»»
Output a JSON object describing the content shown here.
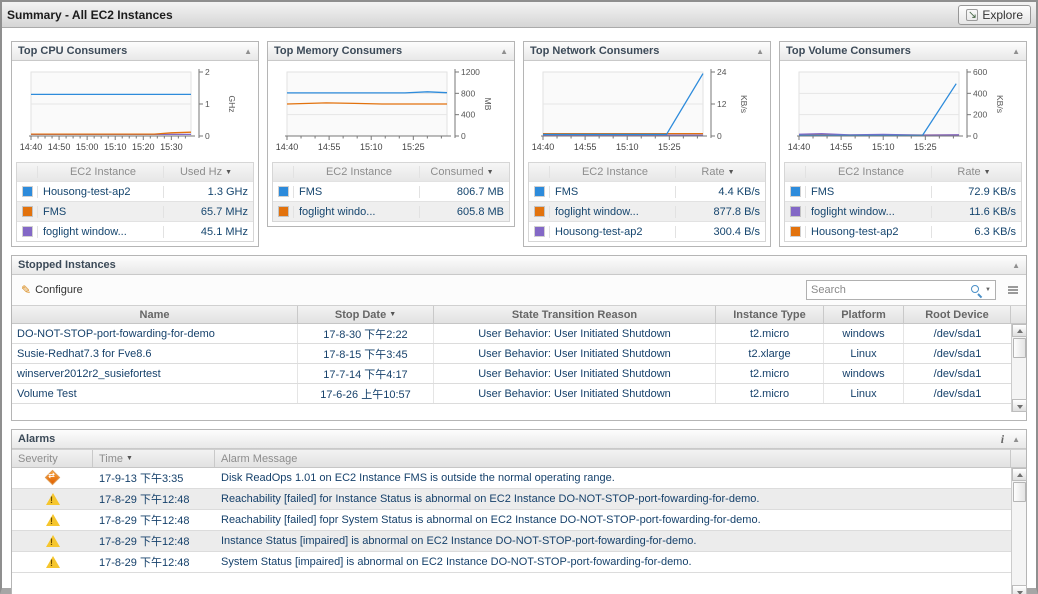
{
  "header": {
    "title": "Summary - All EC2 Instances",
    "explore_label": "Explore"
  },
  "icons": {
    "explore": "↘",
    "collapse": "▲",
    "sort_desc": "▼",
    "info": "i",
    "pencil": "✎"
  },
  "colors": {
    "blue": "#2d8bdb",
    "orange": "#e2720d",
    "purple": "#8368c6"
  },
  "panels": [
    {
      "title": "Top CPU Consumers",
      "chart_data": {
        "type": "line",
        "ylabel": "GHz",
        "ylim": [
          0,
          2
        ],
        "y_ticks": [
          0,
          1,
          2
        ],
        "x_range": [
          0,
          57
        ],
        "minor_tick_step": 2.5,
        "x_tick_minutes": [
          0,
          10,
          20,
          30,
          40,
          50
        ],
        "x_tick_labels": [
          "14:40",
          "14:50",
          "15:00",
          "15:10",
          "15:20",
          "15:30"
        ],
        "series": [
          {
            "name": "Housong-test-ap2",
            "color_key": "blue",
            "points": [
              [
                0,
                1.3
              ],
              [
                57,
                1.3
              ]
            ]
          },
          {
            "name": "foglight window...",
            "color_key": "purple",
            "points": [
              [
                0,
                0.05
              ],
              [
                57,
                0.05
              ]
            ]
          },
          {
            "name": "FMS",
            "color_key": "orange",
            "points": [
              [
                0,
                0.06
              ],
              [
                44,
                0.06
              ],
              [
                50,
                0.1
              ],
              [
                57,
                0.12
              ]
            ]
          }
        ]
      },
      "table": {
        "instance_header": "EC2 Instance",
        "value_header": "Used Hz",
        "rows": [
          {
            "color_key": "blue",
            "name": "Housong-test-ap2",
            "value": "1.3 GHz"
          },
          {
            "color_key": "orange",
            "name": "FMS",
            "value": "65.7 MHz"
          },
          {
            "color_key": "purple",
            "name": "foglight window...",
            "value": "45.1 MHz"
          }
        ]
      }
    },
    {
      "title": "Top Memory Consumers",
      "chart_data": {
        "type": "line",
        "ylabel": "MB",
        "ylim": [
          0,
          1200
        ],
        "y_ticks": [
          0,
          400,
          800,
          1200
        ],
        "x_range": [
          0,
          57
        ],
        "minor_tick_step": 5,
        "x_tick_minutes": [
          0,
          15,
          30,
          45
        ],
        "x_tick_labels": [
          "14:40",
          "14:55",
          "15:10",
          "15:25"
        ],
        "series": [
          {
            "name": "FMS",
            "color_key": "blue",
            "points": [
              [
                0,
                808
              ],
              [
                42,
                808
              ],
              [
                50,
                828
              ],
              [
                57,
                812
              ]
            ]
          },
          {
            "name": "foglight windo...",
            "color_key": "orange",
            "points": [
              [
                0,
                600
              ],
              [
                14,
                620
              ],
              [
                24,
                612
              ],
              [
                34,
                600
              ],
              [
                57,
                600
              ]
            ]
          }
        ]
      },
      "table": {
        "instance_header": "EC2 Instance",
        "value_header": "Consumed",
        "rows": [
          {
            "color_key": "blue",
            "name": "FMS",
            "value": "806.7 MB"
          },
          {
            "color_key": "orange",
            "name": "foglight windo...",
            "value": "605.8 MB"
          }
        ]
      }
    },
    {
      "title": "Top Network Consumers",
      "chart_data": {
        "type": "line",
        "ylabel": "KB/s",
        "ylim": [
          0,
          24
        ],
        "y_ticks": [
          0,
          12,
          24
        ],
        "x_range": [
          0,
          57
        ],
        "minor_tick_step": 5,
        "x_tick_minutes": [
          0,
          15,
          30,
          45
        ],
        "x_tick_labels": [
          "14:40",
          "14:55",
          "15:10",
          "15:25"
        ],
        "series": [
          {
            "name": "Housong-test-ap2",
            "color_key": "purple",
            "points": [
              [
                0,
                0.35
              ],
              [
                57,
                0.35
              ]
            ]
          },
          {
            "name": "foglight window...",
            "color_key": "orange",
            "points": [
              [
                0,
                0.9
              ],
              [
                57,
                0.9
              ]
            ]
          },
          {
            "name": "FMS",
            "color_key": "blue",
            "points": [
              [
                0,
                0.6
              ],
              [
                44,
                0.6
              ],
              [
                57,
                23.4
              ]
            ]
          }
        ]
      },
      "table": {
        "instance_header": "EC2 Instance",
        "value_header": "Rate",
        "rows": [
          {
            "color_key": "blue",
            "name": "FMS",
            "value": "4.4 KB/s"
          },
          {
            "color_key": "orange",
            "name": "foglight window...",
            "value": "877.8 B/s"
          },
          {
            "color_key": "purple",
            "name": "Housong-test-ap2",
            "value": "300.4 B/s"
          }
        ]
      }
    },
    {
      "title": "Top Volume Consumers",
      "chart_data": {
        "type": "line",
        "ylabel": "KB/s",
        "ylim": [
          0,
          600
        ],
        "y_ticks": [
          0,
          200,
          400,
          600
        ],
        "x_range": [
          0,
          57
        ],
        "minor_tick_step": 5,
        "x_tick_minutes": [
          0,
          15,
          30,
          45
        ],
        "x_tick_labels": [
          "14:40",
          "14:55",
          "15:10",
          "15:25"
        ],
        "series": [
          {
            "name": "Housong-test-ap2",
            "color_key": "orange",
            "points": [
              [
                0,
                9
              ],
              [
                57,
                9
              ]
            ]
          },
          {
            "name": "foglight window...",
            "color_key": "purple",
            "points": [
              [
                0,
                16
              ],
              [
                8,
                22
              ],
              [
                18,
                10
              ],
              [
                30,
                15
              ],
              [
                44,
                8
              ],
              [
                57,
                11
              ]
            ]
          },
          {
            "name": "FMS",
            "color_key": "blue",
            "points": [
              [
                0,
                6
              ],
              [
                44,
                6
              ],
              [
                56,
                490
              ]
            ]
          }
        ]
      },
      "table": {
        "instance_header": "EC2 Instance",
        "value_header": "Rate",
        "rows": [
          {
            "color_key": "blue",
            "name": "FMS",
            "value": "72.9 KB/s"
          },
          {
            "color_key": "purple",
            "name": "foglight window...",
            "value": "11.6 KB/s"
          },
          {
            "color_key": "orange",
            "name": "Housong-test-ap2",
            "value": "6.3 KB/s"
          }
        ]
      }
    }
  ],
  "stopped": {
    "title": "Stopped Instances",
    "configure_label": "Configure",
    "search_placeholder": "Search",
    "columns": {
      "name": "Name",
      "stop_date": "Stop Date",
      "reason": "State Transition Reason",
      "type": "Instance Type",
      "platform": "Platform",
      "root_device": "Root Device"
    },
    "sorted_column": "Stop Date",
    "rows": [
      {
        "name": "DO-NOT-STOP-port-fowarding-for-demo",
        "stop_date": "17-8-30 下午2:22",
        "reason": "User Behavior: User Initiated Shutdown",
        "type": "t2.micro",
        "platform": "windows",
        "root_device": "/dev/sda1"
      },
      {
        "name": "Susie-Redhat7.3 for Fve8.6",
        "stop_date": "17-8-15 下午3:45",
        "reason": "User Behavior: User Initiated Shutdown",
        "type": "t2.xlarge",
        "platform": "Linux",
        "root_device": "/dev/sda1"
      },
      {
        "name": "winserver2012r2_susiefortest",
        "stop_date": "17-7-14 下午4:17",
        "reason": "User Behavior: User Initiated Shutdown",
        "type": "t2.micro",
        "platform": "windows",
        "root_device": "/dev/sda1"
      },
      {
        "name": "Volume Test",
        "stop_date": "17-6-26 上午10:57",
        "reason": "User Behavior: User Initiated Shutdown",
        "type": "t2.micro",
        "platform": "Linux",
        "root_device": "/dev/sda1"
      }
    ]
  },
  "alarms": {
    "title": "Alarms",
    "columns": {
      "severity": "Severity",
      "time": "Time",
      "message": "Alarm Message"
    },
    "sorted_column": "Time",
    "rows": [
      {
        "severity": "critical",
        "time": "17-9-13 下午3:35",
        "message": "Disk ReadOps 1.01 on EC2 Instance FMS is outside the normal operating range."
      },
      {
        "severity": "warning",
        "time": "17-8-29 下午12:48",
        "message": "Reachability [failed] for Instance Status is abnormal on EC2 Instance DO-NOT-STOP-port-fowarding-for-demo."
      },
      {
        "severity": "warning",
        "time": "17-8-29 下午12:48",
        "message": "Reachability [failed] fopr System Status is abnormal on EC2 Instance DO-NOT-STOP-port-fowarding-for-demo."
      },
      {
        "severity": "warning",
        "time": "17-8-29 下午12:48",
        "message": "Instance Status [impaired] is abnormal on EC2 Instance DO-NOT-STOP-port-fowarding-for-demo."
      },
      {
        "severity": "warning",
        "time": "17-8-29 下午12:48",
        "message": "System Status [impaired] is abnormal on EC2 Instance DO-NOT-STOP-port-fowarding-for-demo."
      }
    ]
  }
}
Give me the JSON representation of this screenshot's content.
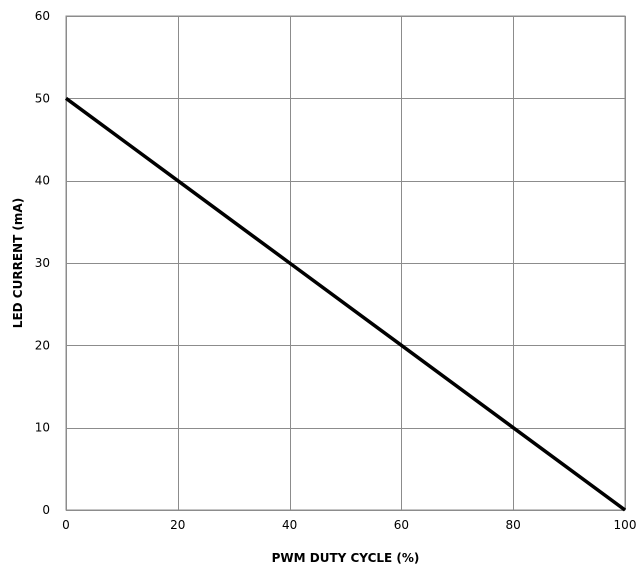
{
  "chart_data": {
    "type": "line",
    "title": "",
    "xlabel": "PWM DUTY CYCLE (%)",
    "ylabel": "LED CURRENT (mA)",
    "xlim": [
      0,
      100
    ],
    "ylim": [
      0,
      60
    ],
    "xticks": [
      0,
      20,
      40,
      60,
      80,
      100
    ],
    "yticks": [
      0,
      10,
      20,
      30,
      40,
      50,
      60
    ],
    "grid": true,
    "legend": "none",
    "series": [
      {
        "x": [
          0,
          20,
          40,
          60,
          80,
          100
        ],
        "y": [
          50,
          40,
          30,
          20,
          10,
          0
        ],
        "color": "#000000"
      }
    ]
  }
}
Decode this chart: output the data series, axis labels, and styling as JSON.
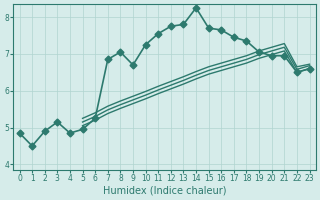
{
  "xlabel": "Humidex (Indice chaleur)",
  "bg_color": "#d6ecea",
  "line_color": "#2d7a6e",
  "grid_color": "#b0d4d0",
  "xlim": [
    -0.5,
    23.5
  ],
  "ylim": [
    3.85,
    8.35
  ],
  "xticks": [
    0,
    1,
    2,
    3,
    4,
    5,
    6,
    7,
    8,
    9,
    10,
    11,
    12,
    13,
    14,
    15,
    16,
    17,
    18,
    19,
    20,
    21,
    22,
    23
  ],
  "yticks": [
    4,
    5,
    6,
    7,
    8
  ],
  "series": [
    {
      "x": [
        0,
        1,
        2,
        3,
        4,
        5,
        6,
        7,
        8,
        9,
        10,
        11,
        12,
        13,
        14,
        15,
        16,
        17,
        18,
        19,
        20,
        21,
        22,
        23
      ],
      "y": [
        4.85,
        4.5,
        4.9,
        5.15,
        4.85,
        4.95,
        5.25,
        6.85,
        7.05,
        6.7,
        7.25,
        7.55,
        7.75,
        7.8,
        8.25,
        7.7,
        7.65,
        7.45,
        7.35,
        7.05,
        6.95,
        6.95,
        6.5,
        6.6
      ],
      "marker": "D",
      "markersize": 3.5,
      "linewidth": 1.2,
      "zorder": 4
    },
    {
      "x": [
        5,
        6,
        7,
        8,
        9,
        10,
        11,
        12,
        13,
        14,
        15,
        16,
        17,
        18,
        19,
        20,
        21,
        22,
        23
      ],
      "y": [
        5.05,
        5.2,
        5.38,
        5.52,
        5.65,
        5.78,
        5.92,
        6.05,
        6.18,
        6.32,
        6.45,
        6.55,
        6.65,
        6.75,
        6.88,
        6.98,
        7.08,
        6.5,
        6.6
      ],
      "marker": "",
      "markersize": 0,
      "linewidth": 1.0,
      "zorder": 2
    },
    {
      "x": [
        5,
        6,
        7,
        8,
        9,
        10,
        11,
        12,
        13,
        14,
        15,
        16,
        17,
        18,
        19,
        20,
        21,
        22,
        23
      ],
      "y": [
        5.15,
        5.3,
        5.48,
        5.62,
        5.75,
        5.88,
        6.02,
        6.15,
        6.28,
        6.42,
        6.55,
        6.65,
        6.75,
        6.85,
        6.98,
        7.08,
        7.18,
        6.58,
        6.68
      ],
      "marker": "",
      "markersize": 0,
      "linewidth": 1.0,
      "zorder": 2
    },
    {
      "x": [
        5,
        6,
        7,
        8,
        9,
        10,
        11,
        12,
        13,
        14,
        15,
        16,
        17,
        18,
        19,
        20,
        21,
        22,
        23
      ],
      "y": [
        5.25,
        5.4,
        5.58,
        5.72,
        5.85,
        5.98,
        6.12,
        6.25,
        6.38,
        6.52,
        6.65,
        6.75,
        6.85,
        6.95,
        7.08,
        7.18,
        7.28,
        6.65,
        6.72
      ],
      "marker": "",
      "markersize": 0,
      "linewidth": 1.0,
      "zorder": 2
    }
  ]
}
««
Exercise aim: Check each line of the data above for the word "title", then state how many lines have it. Give the number alone.

Written answer: 8